## Goal of the exercise
Go through the records underneath and count the lines that include the string "data". Give nothing but the number.

## Records to use
━━━━━━━━━━

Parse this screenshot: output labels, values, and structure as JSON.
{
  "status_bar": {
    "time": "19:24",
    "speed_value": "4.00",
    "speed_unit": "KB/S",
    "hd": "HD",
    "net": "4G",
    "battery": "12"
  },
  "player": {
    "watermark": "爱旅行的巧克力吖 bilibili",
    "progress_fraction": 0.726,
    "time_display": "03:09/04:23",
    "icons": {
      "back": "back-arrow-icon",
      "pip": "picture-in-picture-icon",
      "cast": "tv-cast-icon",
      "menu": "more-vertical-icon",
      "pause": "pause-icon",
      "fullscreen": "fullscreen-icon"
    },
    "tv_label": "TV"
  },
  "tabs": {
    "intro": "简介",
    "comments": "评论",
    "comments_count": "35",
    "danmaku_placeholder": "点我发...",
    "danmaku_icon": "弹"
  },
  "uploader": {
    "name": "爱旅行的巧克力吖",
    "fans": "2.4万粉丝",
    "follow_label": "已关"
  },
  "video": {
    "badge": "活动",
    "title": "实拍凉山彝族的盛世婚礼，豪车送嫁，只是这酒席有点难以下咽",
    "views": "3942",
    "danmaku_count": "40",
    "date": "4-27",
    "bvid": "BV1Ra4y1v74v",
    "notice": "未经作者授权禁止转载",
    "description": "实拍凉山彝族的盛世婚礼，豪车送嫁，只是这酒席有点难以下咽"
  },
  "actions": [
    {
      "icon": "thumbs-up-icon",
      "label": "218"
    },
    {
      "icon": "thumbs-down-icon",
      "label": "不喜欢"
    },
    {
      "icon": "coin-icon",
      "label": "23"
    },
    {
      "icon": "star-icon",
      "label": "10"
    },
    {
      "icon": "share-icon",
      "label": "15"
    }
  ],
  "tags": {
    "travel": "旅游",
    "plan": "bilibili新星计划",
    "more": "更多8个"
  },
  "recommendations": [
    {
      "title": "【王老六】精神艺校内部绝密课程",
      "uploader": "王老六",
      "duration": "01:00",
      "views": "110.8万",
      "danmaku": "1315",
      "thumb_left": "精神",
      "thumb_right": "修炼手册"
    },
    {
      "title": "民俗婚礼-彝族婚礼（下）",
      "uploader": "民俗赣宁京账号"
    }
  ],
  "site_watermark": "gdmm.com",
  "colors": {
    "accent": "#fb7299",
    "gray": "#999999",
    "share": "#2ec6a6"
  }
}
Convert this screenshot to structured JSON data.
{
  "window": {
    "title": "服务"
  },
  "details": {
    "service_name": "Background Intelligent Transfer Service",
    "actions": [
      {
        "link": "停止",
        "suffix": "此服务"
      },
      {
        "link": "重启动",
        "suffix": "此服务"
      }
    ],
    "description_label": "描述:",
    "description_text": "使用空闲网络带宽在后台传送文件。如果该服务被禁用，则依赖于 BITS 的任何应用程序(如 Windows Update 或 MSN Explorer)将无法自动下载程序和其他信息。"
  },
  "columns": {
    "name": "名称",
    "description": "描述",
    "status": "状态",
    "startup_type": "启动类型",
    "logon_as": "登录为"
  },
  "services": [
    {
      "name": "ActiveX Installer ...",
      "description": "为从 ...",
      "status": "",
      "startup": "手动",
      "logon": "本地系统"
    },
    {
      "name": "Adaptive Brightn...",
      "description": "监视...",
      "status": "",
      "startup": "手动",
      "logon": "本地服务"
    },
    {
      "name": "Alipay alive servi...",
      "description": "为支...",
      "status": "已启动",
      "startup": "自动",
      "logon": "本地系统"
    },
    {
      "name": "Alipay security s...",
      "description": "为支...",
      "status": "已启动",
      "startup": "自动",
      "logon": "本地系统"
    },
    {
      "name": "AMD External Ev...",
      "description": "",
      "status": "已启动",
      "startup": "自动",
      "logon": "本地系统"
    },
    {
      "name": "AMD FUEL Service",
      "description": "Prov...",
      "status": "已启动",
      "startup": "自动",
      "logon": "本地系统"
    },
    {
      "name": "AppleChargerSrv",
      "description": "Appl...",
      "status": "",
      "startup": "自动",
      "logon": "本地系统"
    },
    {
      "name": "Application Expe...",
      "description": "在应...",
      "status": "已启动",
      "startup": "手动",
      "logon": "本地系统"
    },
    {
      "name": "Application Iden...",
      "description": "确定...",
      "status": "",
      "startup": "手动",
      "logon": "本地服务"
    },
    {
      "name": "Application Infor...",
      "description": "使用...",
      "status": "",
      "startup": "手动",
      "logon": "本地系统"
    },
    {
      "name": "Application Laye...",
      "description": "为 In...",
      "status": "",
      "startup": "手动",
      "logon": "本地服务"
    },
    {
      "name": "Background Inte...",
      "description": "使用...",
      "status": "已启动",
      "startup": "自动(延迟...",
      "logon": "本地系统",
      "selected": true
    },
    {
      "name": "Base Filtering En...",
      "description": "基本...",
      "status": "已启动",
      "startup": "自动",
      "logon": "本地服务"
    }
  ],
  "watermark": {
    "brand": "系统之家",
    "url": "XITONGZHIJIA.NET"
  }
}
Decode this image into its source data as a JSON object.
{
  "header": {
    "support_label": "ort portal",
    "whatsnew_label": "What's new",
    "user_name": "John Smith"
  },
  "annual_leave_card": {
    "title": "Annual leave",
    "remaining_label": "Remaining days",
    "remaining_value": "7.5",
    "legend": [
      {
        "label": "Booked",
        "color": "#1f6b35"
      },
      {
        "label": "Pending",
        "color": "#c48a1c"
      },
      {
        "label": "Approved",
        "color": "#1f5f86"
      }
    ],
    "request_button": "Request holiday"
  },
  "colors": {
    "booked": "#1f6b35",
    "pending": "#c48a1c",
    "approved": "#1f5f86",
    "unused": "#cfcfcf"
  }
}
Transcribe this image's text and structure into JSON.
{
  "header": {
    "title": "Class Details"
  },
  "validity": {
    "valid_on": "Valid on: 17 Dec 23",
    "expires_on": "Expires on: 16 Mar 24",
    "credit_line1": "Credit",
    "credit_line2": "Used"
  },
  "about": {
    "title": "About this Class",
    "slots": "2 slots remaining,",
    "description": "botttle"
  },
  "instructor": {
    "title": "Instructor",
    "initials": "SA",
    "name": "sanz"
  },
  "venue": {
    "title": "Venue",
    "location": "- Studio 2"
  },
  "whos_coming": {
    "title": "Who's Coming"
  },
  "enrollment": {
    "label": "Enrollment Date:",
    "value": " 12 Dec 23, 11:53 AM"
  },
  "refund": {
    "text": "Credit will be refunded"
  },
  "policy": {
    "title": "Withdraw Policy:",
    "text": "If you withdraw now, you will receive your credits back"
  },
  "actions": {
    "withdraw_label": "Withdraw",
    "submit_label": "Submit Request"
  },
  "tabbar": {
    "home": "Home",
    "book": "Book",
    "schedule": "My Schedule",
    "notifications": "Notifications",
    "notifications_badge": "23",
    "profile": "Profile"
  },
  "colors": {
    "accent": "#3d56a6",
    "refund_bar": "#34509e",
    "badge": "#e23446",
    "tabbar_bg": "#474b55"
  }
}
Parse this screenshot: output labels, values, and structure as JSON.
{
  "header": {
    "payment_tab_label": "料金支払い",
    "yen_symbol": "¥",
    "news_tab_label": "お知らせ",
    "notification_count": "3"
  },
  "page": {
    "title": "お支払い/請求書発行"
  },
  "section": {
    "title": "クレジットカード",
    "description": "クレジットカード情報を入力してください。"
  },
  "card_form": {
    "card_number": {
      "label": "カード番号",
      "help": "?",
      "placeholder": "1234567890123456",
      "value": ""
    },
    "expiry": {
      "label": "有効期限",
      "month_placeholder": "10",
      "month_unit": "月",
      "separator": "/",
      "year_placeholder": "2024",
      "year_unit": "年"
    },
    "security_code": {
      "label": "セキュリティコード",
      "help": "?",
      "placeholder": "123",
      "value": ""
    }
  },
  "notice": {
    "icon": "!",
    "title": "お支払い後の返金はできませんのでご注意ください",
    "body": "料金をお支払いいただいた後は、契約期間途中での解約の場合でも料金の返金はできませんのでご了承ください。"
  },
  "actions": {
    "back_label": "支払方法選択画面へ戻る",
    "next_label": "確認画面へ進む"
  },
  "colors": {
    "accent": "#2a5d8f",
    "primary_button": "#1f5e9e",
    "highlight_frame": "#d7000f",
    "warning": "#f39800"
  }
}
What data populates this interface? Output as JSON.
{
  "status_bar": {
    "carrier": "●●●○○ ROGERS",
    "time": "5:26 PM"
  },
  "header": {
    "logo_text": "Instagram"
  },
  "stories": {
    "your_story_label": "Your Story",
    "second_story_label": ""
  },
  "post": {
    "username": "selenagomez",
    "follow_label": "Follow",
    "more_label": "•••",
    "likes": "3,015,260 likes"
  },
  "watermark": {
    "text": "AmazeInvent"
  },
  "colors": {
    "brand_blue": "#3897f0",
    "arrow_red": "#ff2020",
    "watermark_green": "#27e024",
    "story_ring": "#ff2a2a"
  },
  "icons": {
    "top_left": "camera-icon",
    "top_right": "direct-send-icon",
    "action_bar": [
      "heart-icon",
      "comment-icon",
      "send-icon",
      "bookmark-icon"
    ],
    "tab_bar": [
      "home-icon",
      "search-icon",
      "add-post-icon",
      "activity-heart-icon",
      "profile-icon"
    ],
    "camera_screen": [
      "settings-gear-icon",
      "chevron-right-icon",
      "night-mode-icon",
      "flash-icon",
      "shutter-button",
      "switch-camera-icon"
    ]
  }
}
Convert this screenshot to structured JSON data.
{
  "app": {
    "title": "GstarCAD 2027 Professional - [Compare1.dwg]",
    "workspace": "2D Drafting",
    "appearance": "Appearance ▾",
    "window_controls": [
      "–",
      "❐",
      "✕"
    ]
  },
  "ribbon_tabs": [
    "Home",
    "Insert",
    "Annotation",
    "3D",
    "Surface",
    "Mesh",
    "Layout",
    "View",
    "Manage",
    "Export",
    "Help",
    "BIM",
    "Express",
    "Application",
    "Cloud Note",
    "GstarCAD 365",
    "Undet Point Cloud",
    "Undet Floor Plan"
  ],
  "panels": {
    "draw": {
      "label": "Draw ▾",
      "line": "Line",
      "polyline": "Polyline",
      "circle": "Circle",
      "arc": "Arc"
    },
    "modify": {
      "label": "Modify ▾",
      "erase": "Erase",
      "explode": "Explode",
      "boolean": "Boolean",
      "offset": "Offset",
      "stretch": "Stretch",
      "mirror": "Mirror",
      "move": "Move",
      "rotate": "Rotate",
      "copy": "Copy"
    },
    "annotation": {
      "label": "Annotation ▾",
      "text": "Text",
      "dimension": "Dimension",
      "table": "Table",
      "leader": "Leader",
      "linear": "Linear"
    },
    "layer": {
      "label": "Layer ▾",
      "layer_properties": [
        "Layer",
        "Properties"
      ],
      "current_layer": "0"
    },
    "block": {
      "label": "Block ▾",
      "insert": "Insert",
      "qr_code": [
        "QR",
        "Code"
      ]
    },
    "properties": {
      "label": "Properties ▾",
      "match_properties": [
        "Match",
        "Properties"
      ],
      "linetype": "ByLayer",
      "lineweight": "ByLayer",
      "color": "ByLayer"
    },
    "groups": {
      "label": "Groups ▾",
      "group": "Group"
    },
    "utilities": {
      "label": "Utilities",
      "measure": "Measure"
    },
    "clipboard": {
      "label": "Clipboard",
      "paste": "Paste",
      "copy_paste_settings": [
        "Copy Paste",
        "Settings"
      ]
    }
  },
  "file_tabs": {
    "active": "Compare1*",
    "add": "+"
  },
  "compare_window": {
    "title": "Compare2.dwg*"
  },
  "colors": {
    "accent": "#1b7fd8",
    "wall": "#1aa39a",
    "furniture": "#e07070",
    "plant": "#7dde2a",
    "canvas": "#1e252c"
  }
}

━━━━━━━━━━

## Complete response
4